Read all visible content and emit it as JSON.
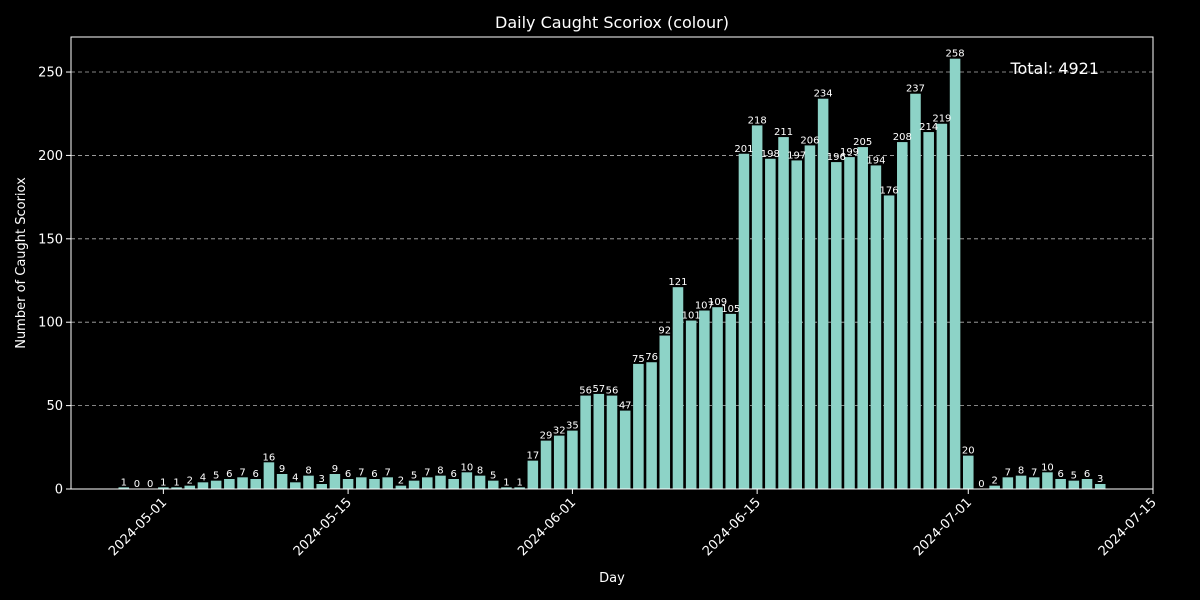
{
  "chart_data": {
    "type": "bar",
    "title": "Daily Caught Scoriox (colour)",
    "xlabel": "Day",
    "ylabel": "Number of Caught Scoriox",
    "annotation": "Total: 4921",
    "start_date": "2024-04-28",
    "dates": [
      "2024-04-28",
      "2024-04-29",
      "2024-04-30",
      "2024-05-01",
      "2024-05-02",
      "2024-05-03",
      "2024-05-04",
      "2024-05-05",
      "2024-05-06",
      "2024-05-07",
      "2024-05-08",
      "2024-05-09",
      "2024-05-10",
      "2024-05-11",
      "2024-05-12",
      "2024-05-13",
      "2024-05-14",
      "2024-05-15",
      "2024-05-16",
      "2024-05-17",
      "2024-05-18",
      "2024-05-19",
      "2024-05-20",
      "2024-05-21",
      "2024-05-22",
      "2024-05-23",
      "2024-05-24",
      "2024-05-25",
      "2024-05-26",
      "2024-05-27",
      "2024-05-28",
      "2024-05-29",
      "2024-05-30",
      "2024-05-31",
      "2024-06-01",
      "2024-06-02",
      "2024-06-03",
      "2024-06-04",
      "2024-06-05",
      "2024-06-06",
      "2024-06-07",
      "2024-06-08",
      "2024-06-09",
      "2024-06-10",
      "2024-06-11",
      "2024-06-12",
      "2024-06-13",
      "2024-06-14",
      "2024-06-15",
      "2024-06-16",
      "2024-06-17",
      "2024-06-18",
      "2024-06-19",
      "2024-06-20",
      "2024-06-21",
      "2024-06-22",
      "2024-06-23",
      "2024-06-24",
      "2024-06-25",
      "2024-06-26",
      "2024-06-27",
      "2024-06-28",
      "2024-06-29",
      "2024-06-30",
      "2024-07-01",
      "2024-07-02",
      "2024-07-03",
      "2024-07-04",
      "2024-07-05",
      "2024-07-06",
      "2024-07-07",
      "2024-07-08",
      "2024-07-09",
      "2024-07-10",
      "2024-07-11"
    ],
    "values": [
      1,
      0,
      0,
      1,
      1,
      2,
      4,
      5,
      6,
      7,
      6,
      16,
      9,
      4,
      8,
      3,
      9,
      6,
      7,
      6,
      7,
      2,
      5,
      7,
      8,
      6,
      10,
      8,
      5,
      1,
      1,
      17,
      29,
      32,
      35,
      56,
      57,
      56,
      47,
      75,
      76,
      92,
      121,
      101,
      107,
      109,
      105,
      201,
      218,
      198,
      211,
      197,
      206,
      234,
      196,
      199,
      205,
      194,
      176,
      208,
      237,
      214,
      219,
      258,
      20,
      0,
      2,
      7,
      8,
      7,
      10,
      6,
      5,
      6,
      3
    ],
    "x_ticks": [
      "2024-05-01",
      "2024-05-15",
      "2024-06-01",
      "2024-06-15",
      "2024-07-01",
      "2024-07-15"
    ],
    "y_ticks": [
      0,
      50,
      100,
      150,
      200,
      250
    ],
    "ylim": [
      0,
      271
    ],
    "xlim": [
      "2024-04-24",
      "2024-07-15"
    ],
    "grid": "y-dashed",
    "colors": {
      "background": "#000000",
      "bar": "#8dd3c7",
      "axis": "#ffffff",
      "grid": "#b0b0b0"
    }
  }
}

[Directive]
All records above are to be printed exactly, minus the pictures they contain.

[Exercise answer]
Read all visible content and emit it as JSON.
{
  "chart_data": {
    "type": "bar",
    "title": "Daily Caught Scoriox (colour)",
    "xlabel": "Day",
    "ylabel": "Number of Caught Scoriox",
    "annotation": "Total: 4921",
    "start_date": "2024-04-28",
    "dates": [
      "2024-04-28",
      "2024-04-29",
      "2024-04-30",
      "2024-05-01",
      "2024-05-02",
      "2024-05-03",
      "2024-05-04",
      "2024-05-05",
      "2024-05-06",
      "2024-05-07",
      "2024-05-08",
      "2024-05-09",
      "2024-05-10",
      "2024-05-11",
      "2024-05-12",
      "2024-05-13",
      "2024-05-14",
      "2024-05-15",
      "2024-05-16",
      "2024-05-17",
      "2024-05-18",
      "2024-05-19",
      "2024-05-20",
      "2024-05-21",
      "2024-05-22",
      "2024-05-23",
      "2024-05-24",
      "2024-05-25",
      "2024-05-26",
      "2024-05-27",
      "2024-05-28",
      "2024-05-29",
      "2024-05-30",
      "2024-05-31",
      "2024-06-01",
      "2024-06-02",
      "2024-06-03",
      "2024-06-04",
      "2024-06-05",
      "2024-06-06",
      "2024-06-07",
      "2024-06-08",
      "2024-06-09",
      "2024-06-10",
      "2024-06-11",
      "2024-06-12",
      "2024-06-13",
      "2024-06-14",
      "2024-06-15",
      "2024-06-16",
      "2024-06-17",
      "2024-06-18",
      "2024-06-19",
      "2024-06-20",
      "2024-06-21",
      "2024-06-22",
      "2024-06-23",
      "2024-06-24",
      "2024-06-25",
      "2024-06-26",
      "2024-06-27",
      "2024-06-28",
      "2024-06-29",
      "2024-06-30",
      "2024-07-01",
      "2024-07-02",
      "2024-07-03",
      "2024-07-04",
      "2024-07-05",
      "2024-07-06",
      "2024-07-07",
      "2024-07-08",
      "2024-07-09",
      "2024-07-10",
      "2024-07-11"
    ],
    "values": [
      1,
      0,
      0,
      1,
      1,
      2,
      4,
      5,
      6,
      7,
      6,
      16,
      9,
      4,
      8,
      3,
      9,
      6,
      7,
      6,
      7,
      2,
      5,
      7,
      8,
      6,
      10,
      8,
      5,
      1,
      1,
      17,
      29,
      32,
      35,
      56,
      57,
      56,
      47,
      75,
      76,
      92,
      121,
      101,
      107,
      109,
      105,
      201,
      218,
      198,
      211,
      197,
      206,
      234,
      196,
      199,
      205,
      194,
      176,
      208,
      237,
      214,
      219,
      258,
      20,
      0,
      2,
      7,
      8,
      7,
      10,
      6,
      5,
      6,
      3
    ],
    "x_ticks": [
      "2024-05-01",
      "2024-05-15",
      "2024-06-01",
      "2024-06-15",
      "2024-07-01",
      "2024-07-15"
    ],
    "y_ticks": [
      0,
      50,
      100,
      150,
      200,
      250
    ],
    "ylim": [
      0,
      271
    ],
    "xlim": [
      "2024-04-24",
      "2024-07-15"
    ],
    "grid": "y-dashed",
    "colors": {
      "background": "#000000",
      "bar": "#8dd3c7",
      "axis": "#ffffff",
      "grid": "#b0b0b0"
    }
  }
}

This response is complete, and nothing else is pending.